● **Your goal**: In the passage about VSELs and gamete production, what reason does it give for VSELs turning into oocyte-like structures on their own, without added growth factors? Answer in one to three sentences.

● **Selected passage**:
####

The striking fact is the spontaneous nature of this kind of differentiation of VSELs into oocyte-like structures. No additional growth factors are added to the medium to induce differentiation of oocyte-like structures. It appears that the VSELs in the OSE scra**s are pre-programmed to differentiate into oocytes. This is indeed facilitated by the epithelial cells which form a bed of fibroblasts and were present in close association with the differentiating stem cells. Similarly the isolated OSCs also undergo spontaneous differentiation into oocytes in culture [25, 43, 80]. Parte et al. [81] have shown that ovarian cortical tissue slices besides being a source of primordial follicles are also an excellent source of stem cells that spontaneously differentiate into oocyte-like structures after 3 weeks culture. Evidently the reason for this spontaneous differentiation of VSELs into oocyte-like structures is that the VSELs closely resemble PGCs (Table 1 and Figure 1).
Conclusions
It may be possible to obtain human gametes provided efficient and directed differentiation of ES or iPS cells into PGCs is achieved. But this may not be mandatory since emerging literature suggests that PGCs persist as a sub-population of VSELs along with SSCs in testis and OSCs in ovary. Similar to the PGCs, VSELs are quiescent in nature, do not expand in culture like ES or iPS cells and throughout life serve as a backup pool and give rise to SSCs/OSCs which undergo clonal expansion, meiosis and further differentiation to produce haploid gametes. Ovarian VSELs respond to FSH via FSHR3 and spontaneously differentiate into oocyte-like structures in vitro during OSE culture. Similar in vitro culture studies are ongoing in our lab using testicular VSELs. More studies are required to further substantiate the potential of VSELs and their ability to differentiate into gametes. We propose that rather than the existing concept of in vitro differentiation of stem cells into oocytes and sperm for assisted reproduction, it would be ideal to manipulate VSELs that survive oncotherapy in vivo to achieve restoration of gonadal function (since they exist in menopausal/ POF ovary and also in azoospermic human testis).

####

Document structure recognition data
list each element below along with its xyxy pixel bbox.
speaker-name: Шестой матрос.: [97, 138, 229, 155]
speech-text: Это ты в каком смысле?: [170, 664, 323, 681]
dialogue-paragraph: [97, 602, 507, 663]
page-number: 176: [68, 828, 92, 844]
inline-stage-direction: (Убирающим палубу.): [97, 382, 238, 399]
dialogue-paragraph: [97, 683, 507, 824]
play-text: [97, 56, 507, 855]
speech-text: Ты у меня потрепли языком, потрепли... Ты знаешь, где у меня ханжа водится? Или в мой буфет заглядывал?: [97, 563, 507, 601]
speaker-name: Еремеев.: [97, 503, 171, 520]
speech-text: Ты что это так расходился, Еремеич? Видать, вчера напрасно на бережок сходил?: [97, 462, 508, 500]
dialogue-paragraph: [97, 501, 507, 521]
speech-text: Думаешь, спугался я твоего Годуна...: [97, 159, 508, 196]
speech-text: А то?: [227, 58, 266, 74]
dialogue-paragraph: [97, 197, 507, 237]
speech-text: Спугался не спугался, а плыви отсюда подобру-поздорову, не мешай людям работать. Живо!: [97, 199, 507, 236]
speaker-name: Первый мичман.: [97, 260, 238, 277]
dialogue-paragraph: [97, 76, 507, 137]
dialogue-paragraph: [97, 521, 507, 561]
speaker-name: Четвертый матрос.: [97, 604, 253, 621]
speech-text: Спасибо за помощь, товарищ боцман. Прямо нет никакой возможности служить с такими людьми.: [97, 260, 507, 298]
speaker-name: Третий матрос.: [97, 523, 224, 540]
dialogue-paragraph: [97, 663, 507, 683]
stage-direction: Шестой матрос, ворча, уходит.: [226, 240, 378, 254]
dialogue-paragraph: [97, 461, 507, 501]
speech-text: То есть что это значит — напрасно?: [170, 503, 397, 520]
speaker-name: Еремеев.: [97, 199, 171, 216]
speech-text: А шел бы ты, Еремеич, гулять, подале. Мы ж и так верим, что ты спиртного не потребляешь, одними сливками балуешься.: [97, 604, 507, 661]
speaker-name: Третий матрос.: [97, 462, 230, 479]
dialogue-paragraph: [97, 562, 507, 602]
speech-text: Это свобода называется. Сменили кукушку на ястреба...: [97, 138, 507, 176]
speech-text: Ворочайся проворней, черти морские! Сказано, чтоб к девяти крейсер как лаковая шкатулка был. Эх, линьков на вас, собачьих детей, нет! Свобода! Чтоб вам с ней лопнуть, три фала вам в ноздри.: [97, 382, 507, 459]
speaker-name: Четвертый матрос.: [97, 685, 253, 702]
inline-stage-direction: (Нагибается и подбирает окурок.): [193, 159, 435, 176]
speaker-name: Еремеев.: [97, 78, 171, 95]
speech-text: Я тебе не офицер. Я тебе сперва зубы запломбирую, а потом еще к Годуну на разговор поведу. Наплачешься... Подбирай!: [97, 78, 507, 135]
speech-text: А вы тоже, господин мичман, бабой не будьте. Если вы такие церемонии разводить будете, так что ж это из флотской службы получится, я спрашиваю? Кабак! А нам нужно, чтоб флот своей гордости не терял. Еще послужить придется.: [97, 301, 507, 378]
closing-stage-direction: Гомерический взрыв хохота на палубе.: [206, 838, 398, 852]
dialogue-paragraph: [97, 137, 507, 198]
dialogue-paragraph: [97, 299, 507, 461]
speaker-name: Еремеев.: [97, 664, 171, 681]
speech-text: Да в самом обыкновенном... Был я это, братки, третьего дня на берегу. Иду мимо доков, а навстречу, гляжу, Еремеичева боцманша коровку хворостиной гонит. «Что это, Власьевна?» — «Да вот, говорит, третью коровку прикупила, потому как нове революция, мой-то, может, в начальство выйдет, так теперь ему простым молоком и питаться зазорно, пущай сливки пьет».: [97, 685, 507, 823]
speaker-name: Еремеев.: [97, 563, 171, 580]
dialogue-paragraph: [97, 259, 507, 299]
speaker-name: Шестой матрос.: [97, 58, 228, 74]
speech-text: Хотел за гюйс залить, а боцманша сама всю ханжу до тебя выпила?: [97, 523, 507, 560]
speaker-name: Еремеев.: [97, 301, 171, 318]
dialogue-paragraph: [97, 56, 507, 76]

####

● **Written solution**: The passage says this happens because VSELs closely resemble PGCs. It adds that the process is helped by epithelial cells, which form a bed of fibroblasts in close contact with the differentiating stem cells.